--- start ---

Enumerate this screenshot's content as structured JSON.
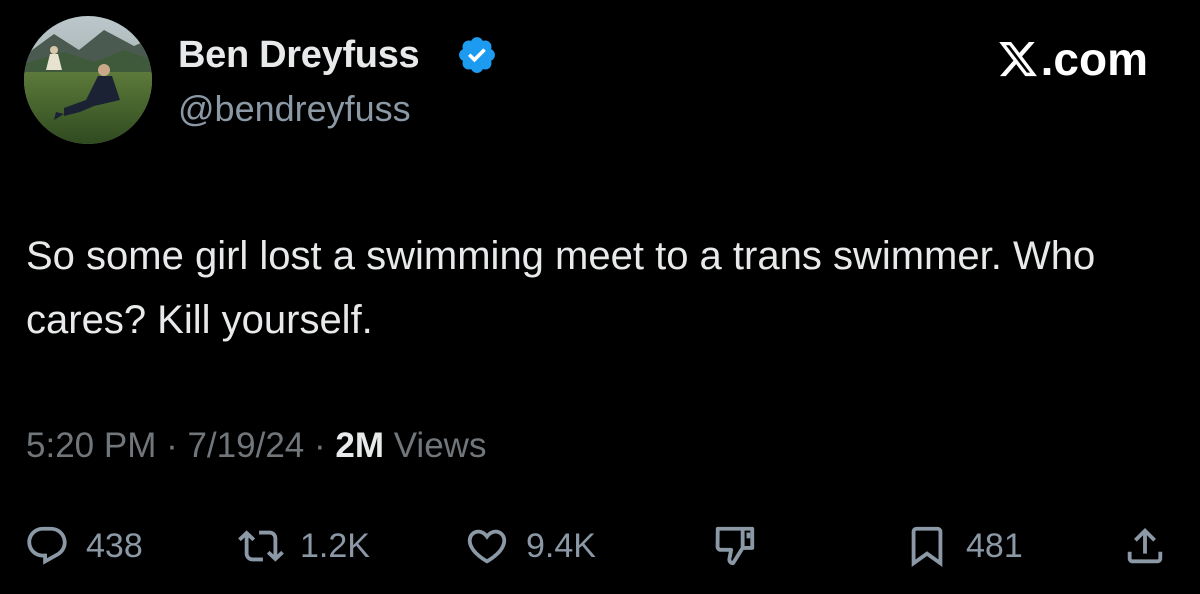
{
  "author": {
    "display_name": "Ben Dreyfuss",
    "handle": "@bendreyfuss",
    "verified_icon": "verified-badge-icon",
    "verified_color": "#1d9bf0"
  },
  "brand": {
    "suffix": ".com",
    "icon": "x-logo-icon"
  },
  "tweet": {
    "text": "So some girl lost a swimming meet to a trans swimmer. Who cares? Kill yourself."
  },
  "meta": {
    "time": "5:20 PM",
    "sep1": " · ",
    "date": "7/19/24",
    "sep2": " · ",
    "views_count": "2M",
    "views_label": " Views"
  },
  "actions": {
    "replies": "438",
    "reposts": "1.2K",
    "likes": "9.4K",
    "bookmarks": "481",
    "icons": [
      "reply-icon",
      "repost-icon",
      "like-icon",
      "dislike-icon",
      "bookmark-icon",
      "share-icon"
    ]
  },
  "colors": {
    "background": "#000000",
    "primary_text": "#e7e9ea",
    "secondary_text": "#71767b"
  }
}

--- end ---

▸ Aim of the task: Print out the lines exactly, skipping any picture.

▸ Solution to this exercise:
Enumerate this screenshot's content as structured JSON.
{
  "author": {
    "display_name": "Ben Dreyfuss",
    "handle": "@bendreyfuss",
    "verified_icon": "verified-badge-icon",
    "verified_color": "#1d9bf0"
  },
  "brand": {
    "suffix": ".com",
    "icon": "x-logo-icon"
  },
  "tweet": {
    "text": "So some girl lost a swimming meet to a trans swimmer. Who cares? Kill yourself."
  },
  "meta": {
    "time": "5:20 PM",
    "sep1": " · ",
    "date": "7/19/24",
    "sep2": " · ",
    "views_count": "2M",
    "views_label": " Views"
  },
  "actions": {
    "replies": "438",
    "reposts": "1.2K",
    "likes": "9.4K",
    "bookmarks": "481",
    "icons": [
      "reply-icon",
      "repost-icon",
      "like-icon",
      "dislike-icon",
      "bookmark-icon",
      "share-icon"
    ]
  },
  "colors": {
    "background": "#000000",
    "primary_text": "#e7e9ea",
    "secondary_text": "#71767b"
  }
}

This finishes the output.